- _Job_
Please quote the material exactly, every line of it.

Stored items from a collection
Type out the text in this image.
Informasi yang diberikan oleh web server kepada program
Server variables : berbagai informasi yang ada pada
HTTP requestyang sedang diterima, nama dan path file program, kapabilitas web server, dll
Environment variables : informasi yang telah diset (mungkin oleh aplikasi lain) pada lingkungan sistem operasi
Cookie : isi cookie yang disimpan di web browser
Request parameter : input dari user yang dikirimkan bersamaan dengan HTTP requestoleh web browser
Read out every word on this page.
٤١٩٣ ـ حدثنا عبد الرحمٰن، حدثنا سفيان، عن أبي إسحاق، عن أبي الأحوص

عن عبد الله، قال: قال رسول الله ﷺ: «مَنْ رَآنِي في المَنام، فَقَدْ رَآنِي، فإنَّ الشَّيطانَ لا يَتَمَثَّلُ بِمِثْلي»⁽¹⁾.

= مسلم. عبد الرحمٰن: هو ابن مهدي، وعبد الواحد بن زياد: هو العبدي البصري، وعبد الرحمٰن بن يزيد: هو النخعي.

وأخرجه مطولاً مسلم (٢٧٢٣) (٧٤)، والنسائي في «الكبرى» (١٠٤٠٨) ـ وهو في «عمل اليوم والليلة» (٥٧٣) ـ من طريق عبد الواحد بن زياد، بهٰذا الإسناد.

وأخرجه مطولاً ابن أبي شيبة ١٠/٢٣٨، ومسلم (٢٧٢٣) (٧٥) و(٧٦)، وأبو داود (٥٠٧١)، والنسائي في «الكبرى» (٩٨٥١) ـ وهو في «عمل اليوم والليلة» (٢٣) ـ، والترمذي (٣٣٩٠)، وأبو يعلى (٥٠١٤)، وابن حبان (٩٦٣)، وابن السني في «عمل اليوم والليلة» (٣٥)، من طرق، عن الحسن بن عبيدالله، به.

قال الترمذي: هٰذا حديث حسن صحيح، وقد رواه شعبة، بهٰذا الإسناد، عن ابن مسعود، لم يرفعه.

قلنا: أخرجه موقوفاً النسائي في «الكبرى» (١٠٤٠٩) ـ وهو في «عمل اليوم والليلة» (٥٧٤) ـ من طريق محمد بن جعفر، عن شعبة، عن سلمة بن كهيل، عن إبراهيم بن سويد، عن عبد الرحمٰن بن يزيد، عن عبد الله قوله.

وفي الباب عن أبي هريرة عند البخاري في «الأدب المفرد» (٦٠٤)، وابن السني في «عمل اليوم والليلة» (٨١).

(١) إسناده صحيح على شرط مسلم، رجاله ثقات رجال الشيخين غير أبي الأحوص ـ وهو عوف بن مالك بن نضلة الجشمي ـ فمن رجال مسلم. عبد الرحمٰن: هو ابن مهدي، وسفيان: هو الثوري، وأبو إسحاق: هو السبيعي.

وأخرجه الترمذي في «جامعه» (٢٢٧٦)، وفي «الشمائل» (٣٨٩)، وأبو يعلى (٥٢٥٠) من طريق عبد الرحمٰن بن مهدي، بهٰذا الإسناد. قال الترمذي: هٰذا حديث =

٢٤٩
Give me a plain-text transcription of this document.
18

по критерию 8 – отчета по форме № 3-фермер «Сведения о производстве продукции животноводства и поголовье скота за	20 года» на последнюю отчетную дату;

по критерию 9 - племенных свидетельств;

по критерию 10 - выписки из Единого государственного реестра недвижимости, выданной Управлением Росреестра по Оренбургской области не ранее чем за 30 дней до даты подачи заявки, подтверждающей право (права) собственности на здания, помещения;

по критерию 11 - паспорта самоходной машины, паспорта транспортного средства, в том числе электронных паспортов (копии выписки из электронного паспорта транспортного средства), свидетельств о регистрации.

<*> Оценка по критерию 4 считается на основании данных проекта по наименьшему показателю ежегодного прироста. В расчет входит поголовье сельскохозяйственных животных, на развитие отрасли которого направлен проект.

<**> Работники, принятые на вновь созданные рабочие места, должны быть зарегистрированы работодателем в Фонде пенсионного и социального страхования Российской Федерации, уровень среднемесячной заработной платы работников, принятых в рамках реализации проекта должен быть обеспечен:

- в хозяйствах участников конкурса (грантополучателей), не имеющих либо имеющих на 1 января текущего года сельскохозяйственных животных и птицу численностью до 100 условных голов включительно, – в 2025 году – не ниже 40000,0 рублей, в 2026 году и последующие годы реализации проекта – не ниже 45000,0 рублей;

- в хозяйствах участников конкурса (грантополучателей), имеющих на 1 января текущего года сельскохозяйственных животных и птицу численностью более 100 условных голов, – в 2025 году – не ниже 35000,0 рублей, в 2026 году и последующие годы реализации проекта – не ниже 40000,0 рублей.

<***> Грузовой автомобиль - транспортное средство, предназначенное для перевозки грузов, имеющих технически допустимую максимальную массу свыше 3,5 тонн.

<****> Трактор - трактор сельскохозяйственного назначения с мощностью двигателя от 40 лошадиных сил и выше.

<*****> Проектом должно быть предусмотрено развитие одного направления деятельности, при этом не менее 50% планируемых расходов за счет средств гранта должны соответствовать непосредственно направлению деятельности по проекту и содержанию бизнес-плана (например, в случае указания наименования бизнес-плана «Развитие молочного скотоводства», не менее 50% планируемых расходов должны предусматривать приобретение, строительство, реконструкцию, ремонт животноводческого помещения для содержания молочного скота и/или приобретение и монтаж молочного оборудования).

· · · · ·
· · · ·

- _Exercise response_
Type out the text in this image.
Informasi yang diberikan oleh web server kepada program
Server variables : berbagai informasi yang ada pada
HTTP requestyang sedang diterima, nama dan path file program, kapabilitas web server, dll
Environment variables : informasi yang telah diset (mungkin oleh aplikasi lain) pada lingkungan sistem operasi
Cookie : isi cookie yang disimpan di web browser
Request parameter : input dari user yang dikirimkan bersamaan dengan HTTP requestoleh web browser
Read out every word on this page.
٤١٩٣ ـ حدثنا عبد الرحمٰن، حدثنا سفيان، عن أبي إسحاق، عن أبي الأحوص

عن عبد الله، قال: قال رسول الله ﷺ: «مَنْ رَآنِي في المَنام، فَقَدْ رَآنِي، فإنَّ الشَّيطانَ لا يَتَمَثَّلُ بِمِثْلي»⁽¹⁾.

= مسلم. عبد الرحمٰن: هو ابن مهدي، وعبد الواحد بن زياد: هو العبدي البصري، وعبد الرحمٰن بن يزيد: هو النخعي.

وأخرجه مطولاً مسلم (٢٧٢٣) (٧٤)، والنسائي في «الكبرى» (١٠٤٠٨) ـ وهو في «عمل اليوم والليلة» (٥٧٣) ـ من طريق عبد الواحد بن زياد، بهٰذا الإسناد.

وأخرجه مطولاً ابن أبي شيبة ١٠/٢٣٨، ومسلم (٢٧٢٣) (٧٥) و(٧٦)، وأبو داود (٥٠٧١)، والنسائي في «الكبرى» (٩٨٥١) ـ وهو في «عمل اليوم والليلة» (٢٣) ـ، والترمذي (٣٣٩٠)، وأبو يعلى (٥٠١٤)، وابن حبان (٩٦٣)، وابن السني في «عمل اليوم والليلة» (٣٥)، من طرق، عن الحسن بن عبيدالله، به.

قال الترمذي: هٰذا حديث حسن صحيح، وقد رواه شعبة، بهٰذا الإسناد، عن ابن مسعود، لم يرفعه.

قلنا: أخرجه موقوفاً النسائي في «الكبرى» (١٠٤٠٩) ـ وهو في «عمل اليوم والليلة» (٥٧٤) ـ من طريق محمد بن جعفر، عن شعبة، عن سلمة بن كهيل، عن إبراهيم بن سويد، عن عبد الرحمٰن بن يزيد، عن عبد الله قوله.

وفي الباب عن أبي هريرة عند البخاري في «الأدب المفرد» (٦٠٤)، وابن السني في «عمل اليوم والليلة» (٨١).

(١) إسناده صحيح على شرط مسلم، رجاله ثقات رجال الشيخين غير أبي الأحوص ـ وهو عوف بن مالك بن نضلة الجشمي ـ فمن رجال مسلم. عبد الرحمٰن: هو ابن مهدي، وسفيان: هو الثوري، وأبو إسحاق: هو السبيعي.

وأخرجه الترمذي في «جامعه» (٢٢٧٦)، وفي «الشمائل» (٣٨٩)، وأبو يعلى (٥٢٥٠) من طريق عبد الرحمٰن بن مهدي، بهٰذا الإسناد. قال الترمذي: هٰذا حديث =

٢٤٩
Give me a plain-text transcription of this document.
18

по критерию 8 – отчета по форме № 3-фермер «Сведения о производстве продукции животноводства и поголовье скота за	20 года» на последнюю отчетную дату;

по критерию 9 - племенных свидетельств;

по критерию 10 - выписки из Единого государственного реестра недвижимости, выданной Управлением Росреестра по Оренбургской области не ранее чем за 30 дней до даты подачи заявки, подтверждающей право (права) собственности на здания, помещения;

по критерию 11 - паспорта самоходной машины, паспорта транспортного средства, в том числе электронных паспортов (копии выписки из электронного паспорта транспортного средства), свидетельств о регистрации.

<*> Оценка по критерию 4 считается на основании данных проекта по наименьшему показателю ежегодного прироста. В расчет входит поголовье сельскохозяйственных животных, на развитие отрасли которого направлен проект.

<**> Работники, принятые на вновь созданные рабочие места, должны быть зарегистрированы работодателем в Фонде пенсионного и социального страхования Российской Федерации, уровень среднемесячной заработной платы работников, принятых в рамках реализации проекта должен быть обеспечен:

- в хозяйствах участников конкурса (грантополучателей), не имеющих либо имеющих на 1 января текущего года сельскохозяйственных животных и птицу численностью до 100 условных голов включительно, – в 2025 году – не ниже 40000,0 рублей, в 2026 году и последующие годы реализации проекта – не ниже 45000,0 рублей;

- в хозяйствах участников конкурса (грантополучателей), имеющих на 1 января текущего года сельскохозяйственных животных и птицу численностью более 100 условных голов, – в 2025 году – не ниже 35000,0 рублей, в 2026 году и последующие годы реализации проекта – не ниже 40000,0 рублей.

<***> Грузовой автомобиль - транспортное средство, предназначенное для перевозки грузов, имеющих технически допустимую максимальную массу свыше 3,5 тонн.

<****> Трактор - трактор сельскохозяйственного назначения с мощностью двигателя от 40 лошадиных сил и выше.

<*****> Проектом должно быть предусмотрено развитие одного направления деятельности, при этом не менее 50% планируемых расходов за счет средств гранта должны соответствовать непосредственно направлению деятельности по проекту и содержанию бизнес-плана (например, в случае указания наименования бизнес-плана «Развитие молочного скотоводства», не менее 50% планируемых расходов должны предусматривать приобретение, строительство, реконструкцию, ремонт животноводческого помещения для содержания молочного скота и/или приобретение и монтаж молочного оборудования).

· · · · ·
· · · ·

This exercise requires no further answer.